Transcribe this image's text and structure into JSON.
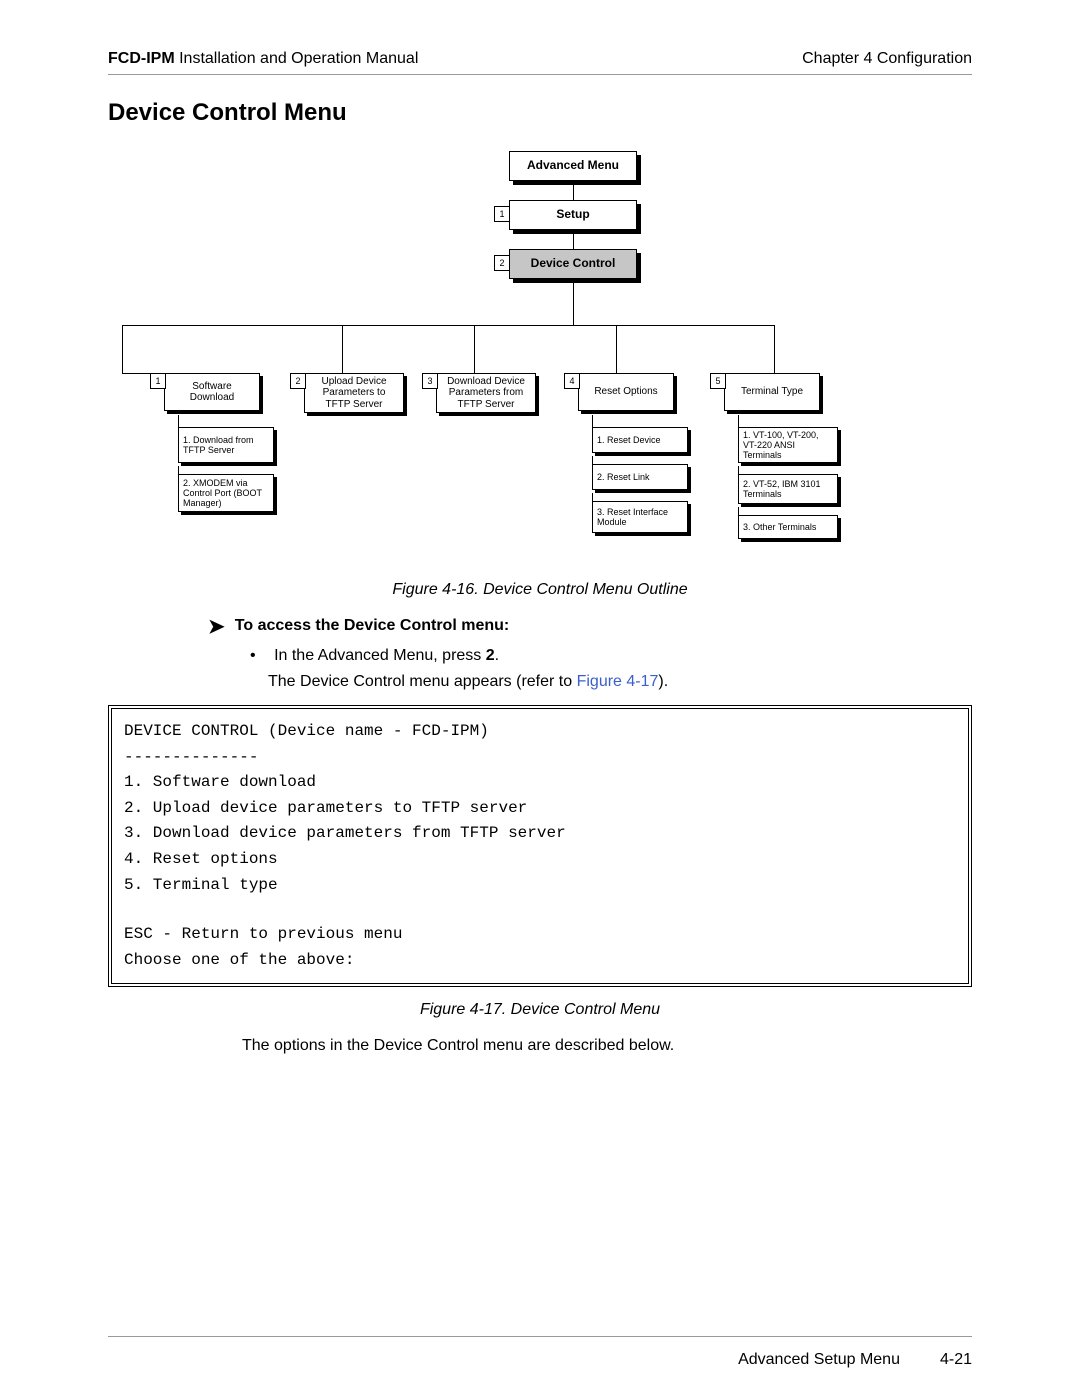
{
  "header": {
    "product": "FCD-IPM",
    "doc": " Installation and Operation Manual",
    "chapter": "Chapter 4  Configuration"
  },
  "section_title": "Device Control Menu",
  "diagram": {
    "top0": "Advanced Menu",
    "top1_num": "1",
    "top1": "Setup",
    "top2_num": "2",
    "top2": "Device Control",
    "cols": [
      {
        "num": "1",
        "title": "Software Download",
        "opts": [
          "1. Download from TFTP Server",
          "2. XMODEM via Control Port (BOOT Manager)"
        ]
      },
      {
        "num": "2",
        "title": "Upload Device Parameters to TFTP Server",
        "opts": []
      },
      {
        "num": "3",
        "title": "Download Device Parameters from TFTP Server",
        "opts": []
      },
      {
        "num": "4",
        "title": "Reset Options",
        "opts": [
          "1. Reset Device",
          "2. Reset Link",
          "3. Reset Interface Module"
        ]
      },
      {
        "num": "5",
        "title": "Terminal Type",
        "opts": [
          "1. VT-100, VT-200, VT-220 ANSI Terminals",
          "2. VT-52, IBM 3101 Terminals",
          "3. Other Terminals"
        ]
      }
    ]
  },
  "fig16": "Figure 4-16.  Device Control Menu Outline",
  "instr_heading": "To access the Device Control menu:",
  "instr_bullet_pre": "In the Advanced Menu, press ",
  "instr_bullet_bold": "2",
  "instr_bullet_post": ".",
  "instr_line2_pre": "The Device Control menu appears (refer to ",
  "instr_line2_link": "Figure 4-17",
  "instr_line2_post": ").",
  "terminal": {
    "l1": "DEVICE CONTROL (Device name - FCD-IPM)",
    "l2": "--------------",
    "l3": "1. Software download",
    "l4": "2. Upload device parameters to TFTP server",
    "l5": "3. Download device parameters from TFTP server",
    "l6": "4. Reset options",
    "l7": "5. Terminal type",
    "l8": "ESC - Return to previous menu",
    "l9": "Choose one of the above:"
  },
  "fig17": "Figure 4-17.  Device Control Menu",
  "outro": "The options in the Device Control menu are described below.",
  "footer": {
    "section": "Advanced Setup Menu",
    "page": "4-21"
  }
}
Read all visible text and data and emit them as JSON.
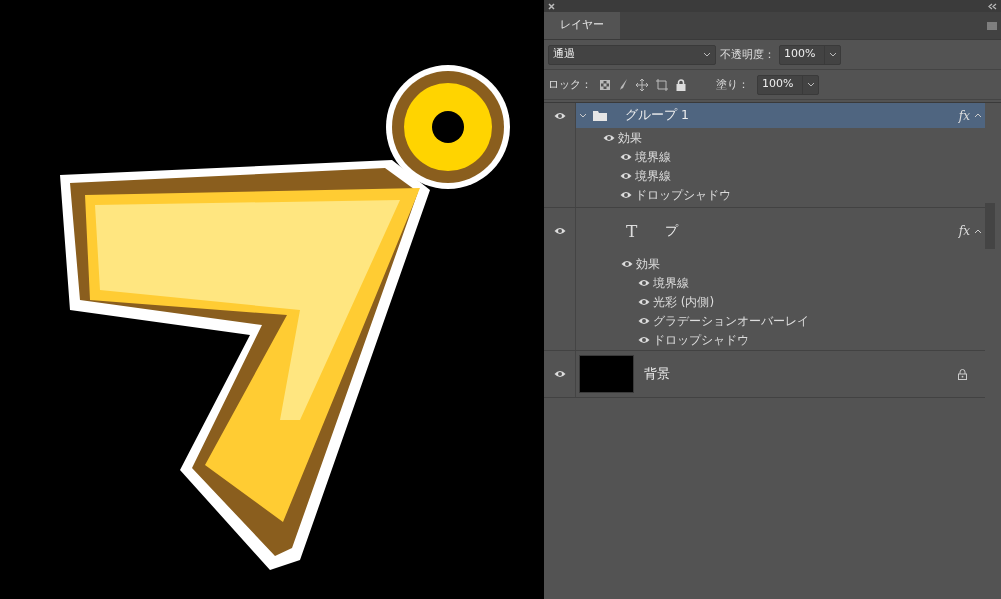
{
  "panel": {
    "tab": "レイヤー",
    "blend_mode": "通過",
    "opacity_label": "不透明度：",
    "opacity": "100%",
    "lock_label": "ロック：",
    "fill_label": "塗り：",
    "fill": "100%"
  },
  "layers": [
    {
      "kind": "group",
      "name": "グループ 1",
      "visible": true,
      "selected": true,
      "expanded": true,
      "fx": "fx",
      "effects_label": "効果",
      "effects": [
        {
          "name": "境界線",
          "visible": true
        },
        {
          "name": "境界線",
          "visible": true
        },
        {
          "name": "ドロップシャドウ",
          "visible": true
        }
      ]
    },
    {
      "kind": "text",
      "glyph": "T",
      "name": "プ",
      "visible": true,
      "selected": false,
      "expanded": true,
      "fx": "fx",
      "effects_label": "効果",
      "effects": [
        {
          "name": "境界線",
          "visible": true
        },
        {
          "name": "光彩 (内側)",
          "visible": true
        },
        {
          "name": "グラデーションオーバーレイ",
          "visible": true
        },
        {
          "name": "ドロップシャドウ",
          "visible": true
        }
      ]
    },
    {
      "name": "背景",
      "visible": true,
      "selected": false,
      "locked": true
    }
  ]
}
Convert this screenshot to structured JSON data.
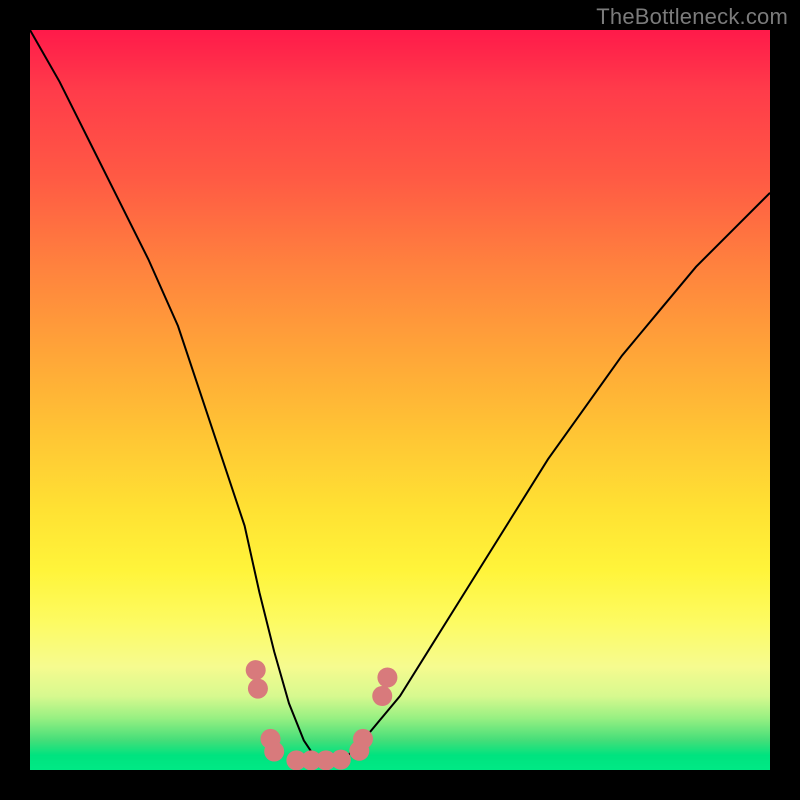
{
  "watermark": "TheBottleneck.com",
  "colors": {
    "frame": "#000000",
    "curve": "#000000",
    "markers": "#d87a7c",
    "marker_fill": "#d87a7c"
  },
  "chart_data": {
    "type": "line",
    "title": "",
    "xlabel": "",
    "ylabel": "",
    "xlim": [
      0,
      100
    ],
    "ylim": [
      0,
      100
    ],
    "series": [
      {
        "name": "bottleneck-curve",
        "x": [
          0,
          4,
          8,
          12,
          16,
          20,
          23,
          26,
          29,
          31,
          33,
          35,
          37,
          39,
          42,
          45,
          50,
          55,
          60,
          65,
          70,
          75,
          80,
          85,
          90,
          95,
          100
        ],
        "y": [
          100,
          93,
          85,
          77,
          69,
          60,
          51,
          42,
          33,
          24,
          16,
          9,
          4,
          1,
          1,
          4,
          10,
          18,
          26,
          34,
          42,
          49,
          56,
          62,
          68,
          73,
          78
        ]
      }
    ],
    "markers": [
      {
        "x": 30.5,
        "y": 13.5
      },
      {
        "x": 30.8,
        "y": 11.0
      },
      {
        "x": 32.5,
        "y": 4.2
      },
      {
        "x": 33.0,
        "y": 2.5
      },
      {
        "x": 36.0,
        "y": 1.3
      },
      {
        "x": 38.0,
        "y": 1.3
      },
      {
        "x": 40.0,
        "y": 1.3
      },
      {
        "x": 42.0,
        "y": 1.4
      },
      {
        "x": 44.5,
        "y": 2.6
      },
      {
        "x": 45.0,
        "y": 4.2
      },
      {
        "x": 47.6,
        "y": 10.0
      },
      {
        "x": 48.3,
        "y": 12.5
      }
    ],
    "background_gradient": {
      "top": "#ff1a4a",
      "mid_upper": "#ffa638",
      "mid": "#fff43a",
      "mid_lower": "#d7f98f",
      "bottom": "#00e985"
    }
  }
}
--
TASK INSTRUCTIONS |
Gather each line of the listing containing the word "this" and show it.

TASK OUTPUT |
Transcribe this image's text and structure into JSON.
Convert this screenshot to structured JSON data.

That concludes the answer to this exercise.